## Exercise instructions
Quote the passage from the opinion piece on the ObamaCare ruling word for word, starting at "This is obviously" and ending at "to undo them.".

John Podhoretz

John Podhoretz

Opinion

The twisted logic of John Roberts’ ObamaCare ruling

The logic of the Supreme Court ruling upholding the latest challenge to ObamaCare is simple: “Congress passed the Affordable Care Act to improve health insurance markets, not destroy them,” writes Chief Justice John Roberts in his 6-3 majority decision in the case of King v. Burwell. “If at all possible, we must interpret the Act in a way that is consistent with the former, and avoids the latter.”

This is obviously true — and patently ridiculous.

It’s true because of course the goal was to improve markets. It’s absurd because government policies often have the opposite effect of what is intended — and the moral and legal onus in such situations falls on those who advanced the policies in the first place, not those who attempt to undo them.

The ludicrousness of Roberts’ logic can be seen in this extreme thought experiment: Policies like Communism, National Socialism and fascism came into political being because their expostulators and advancers thought they were going to improve humankind.

It goes without saying that their theoretically good intentions should have nothing to do with how we judge the execution of the policies enacted in their name.

## Source material
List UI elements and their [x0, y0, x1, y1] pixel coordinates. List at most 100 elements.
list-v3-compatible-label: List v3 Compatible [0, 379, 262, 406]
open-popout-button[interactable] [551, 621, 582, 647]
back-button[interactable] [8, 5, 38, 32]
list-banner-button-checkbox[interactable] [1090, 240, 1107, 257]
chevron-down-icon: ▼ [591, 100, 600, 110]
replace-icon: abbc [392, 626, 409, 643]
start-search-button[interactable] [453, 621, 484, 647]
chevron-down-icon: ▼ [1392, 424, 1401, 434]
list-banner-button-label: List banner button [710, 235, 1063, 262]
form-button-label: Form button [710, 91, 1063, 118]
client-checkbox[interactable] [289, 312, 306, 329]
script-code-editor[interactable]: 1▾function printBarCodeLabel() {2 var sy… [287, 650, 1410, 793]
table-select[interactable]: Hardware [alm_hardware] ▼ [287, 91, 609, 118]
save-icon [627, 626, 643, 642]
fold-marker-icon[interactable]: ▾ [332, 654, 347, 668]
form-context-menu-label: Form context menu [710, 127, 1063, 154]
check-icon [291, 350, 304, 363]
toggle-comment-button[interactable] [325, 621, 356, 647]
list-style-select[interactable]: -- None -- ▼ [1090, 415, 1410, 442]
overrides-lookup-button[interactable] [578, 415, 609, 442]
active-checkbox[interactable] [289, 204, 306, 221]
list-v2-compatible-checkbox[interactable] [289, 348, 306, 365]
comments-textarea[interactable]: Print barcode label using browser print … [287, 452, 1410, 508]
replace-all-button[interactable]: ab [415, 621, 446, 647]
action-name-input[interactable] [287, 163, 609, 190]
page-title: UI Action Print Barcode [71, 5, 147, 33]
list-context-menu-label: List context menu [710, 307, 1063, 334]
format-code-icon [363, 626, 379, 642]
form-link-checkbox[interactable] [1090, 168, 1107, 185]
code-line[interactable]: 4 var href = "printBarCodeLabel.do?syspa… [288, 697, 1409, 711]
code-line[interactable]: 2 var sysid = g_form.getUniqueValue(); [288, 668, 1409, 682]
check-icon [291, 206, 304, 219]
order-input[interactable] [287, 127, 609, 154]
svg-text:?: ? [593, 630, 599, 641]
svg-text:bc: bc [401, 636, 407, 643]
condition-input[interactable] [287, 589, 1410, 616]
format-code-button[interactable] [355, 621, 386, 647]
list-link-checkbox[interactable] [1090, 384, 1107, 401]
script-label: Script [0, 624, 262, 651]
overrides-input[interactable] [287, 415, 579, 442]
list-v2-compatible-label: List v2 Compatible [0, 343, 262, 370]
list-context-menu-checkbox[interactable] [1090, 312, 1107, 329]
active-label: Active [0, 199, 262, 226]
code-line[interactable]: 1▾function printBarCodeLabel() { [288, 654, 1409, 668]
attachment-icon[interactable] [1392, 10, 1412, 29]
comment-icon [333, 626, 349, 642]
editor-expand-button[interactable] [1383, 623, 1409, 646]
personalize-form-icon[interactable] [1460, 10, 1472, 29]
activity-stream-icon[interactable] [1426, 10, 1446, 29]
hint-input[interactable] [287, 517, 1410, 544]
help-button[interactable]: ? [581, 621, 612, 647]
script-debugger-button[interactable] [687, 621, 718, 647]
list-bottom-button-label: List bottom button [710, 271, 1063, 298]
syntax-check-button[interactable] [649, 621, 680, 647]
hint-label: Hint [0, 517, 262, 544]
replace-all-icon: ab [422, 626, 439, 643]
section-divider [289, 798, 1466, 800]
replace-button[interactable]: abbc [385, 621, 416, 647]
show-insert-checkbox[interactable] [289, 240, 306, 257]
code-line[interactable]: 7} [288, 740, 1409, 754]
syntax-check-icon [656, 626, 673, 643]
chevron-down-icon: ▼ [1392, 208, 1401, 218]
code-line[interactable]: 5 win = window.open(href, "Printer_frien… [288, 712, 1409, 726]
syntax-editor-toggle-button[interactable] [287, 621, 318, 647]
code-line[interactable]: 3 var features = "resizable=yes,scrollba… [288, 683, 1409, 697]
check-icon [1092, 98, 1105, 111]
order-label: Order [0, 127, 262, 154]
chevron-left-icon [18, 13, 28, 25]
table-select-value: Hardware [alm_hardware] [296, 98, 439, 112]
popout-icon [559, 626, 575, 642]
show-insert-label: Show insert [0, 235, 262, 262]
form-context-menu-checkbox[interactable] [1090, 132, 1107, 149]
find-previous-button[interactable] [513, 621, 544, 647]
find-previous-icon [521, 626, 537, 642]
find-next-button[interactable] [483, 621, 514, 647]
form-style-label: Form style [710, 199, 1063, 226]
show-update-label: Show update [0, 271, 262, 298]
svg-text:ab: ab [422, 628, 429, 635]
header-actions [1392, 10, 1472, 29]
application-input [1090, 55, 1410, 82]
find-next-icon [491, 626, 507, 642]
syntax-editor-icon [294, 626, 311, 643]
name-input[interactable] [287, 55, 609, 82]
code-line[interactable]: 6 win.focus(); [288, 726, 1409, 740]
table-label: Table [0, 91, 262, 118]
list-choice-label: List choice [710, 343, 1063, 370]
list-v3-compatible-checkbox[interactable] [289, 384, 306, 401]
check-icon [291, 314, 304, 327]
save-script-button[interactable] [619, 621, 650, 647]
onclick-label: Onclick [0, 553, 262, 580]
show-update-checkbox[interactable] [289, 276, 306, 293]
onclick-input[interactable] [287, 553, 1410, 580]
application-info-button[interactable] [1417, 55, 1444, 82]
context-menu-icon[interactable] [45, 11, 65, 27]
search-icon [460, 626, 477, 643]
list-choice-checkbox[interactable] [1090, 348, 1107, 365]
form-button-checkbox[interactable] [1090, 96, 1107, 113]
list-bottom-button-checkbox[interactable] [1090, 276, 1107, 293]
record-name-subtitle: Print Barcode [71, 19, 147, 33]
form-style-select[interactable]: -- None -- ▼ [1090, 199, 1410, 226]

## Response
This is obviously true — and patently ridiculous.

It’s true because of course the goal was to improve markets. It’s absurd because government policies often have the opposite effect of what is intended — and the moral and legal onus in such situations falls on those who advanced the policies in the first place, not those who attempt to undo them.